Entries with figure data

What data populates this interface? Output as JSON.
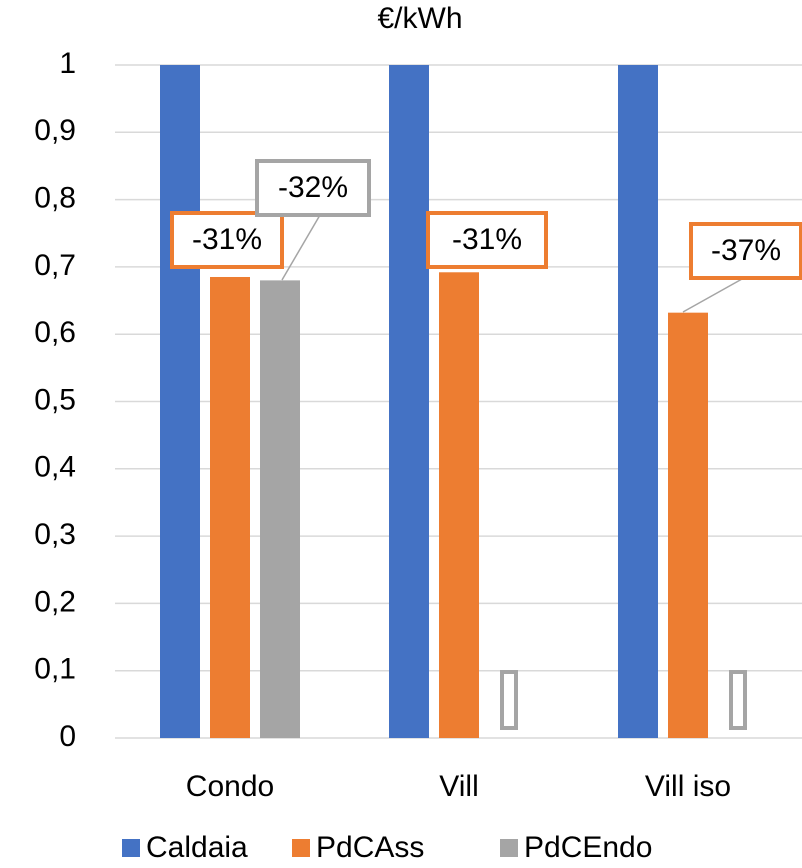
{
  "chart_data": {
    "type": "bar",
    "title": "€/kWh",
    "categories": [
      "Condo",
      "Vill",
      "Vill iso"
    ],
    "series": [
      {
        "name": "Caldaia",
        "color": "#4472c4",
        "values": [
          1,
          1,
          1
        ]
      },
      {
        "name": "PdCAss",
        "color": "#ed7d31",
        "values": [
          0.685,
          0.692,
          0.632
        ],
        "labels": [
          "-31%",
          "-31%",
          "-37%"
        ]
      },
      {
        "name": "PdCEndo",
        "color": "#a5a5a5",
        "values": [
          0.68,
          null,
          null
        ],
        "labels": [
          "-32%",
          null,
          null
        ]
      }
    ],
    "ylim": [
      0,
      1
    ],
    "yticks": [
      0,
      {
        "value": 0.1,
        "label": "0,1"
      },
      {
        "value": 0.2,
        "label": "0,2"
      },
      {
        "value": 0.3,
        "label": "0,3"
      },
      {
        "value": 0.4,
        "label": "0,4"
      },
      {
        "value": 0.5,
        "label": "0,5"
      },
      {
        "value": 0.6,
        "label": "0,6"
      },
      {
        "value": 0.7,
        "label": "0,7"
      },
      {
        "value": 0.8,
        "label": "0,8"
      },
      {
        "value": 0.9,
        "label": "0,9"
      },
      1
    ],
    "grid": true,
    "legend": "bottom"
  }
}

AIM: Look through the entries and find each line that has the string "color". Copy those lines.

ANSWER TO THIS EXERCISE:
        "color": "#4472c4",
        "color": "#ed7d31",
        "color": "#a5a5a5",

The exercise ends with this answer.